TASK OBJECTIVE: Go through the listing and pick out each line with the word "tredje" in it.

DATASET EXTRACT:
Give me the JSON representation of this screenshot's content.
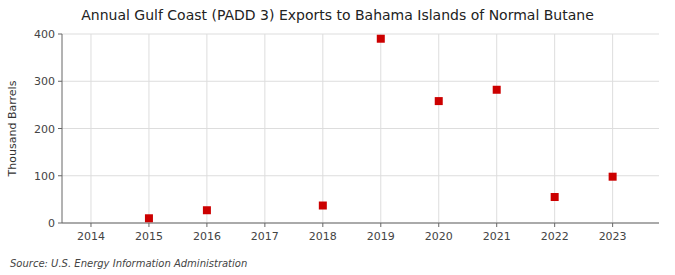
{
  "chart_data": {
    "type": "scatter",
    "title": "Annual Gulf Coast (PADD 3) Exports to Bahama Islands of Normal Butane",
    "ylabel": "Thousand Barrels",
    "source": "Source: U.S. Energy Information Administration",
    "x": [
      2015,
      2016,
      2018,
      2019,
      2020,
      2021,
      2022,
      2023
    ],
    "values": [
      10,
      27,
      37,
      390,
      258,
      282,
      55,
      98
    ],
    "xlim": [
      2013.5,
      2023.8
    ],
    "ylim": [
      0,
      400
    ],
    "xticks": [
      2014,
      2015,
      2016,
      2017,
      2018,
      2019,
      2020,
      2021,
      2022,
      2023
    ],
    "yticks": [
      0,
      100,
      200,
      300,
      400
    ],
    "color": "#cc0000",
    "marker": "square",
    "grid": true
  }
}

* * *

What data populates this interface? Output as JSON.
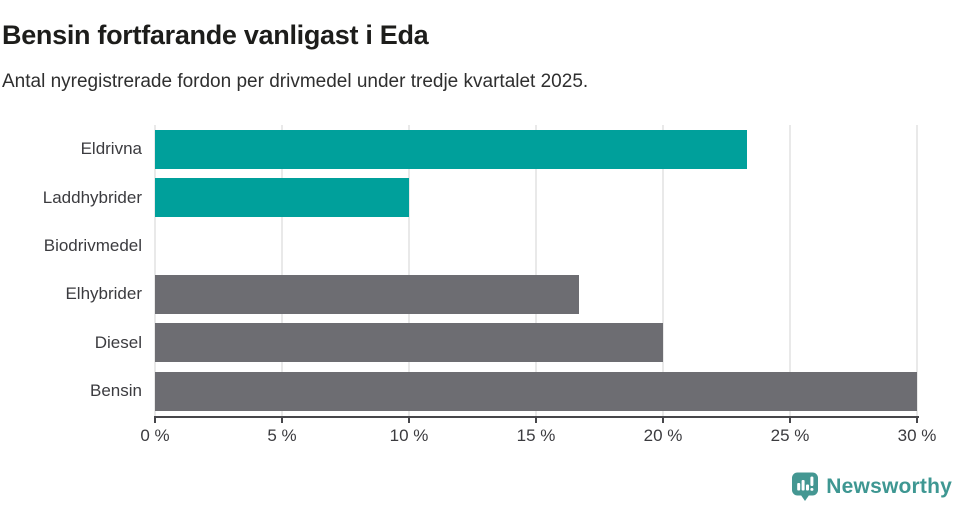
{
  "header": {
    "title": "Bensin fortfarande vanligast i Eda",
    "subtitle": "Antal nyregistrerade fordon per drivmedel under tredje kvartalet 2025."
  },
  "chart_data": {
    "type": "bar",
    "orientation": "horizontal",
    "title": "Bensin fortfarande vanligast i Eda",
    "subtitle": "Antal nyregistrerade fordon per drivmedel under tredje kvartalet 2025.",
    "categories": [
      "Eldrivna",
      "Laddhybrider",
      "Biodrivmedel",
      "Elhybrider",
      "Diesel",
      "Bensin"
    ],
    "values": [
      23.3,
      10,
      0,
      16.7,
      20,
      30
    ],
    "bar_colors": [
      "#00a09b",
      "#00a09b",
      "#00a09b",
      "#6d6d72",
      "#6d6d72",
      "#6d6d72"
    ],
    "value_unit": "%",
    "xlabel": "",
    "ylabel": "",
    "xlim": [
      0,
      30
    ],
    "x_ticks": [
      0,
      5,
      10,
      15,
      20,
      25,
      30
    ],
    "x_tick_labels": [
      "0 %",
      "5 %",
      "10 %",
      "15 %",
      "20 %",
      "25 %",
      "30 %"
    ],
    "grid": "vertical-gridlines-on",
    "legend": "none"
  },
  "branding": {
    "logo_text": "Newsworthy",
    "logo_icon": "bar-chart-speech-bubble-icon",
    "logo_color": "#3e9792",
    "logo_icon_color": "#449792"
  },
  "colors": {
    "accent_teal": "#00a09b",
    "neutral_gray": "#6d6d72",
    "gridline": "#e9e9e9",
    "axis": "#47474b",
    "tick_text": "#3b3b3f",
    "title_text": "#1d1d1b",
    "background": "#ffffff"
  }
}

EXERCISE RESULT:
    "subtitle": "Antal nyregistrerade fordon per drivmedel under tredje kvartalet 2025."
    "subtitle": "Antal nyregistrerade fordon per drivmedel under tredje kvartalet 2025.",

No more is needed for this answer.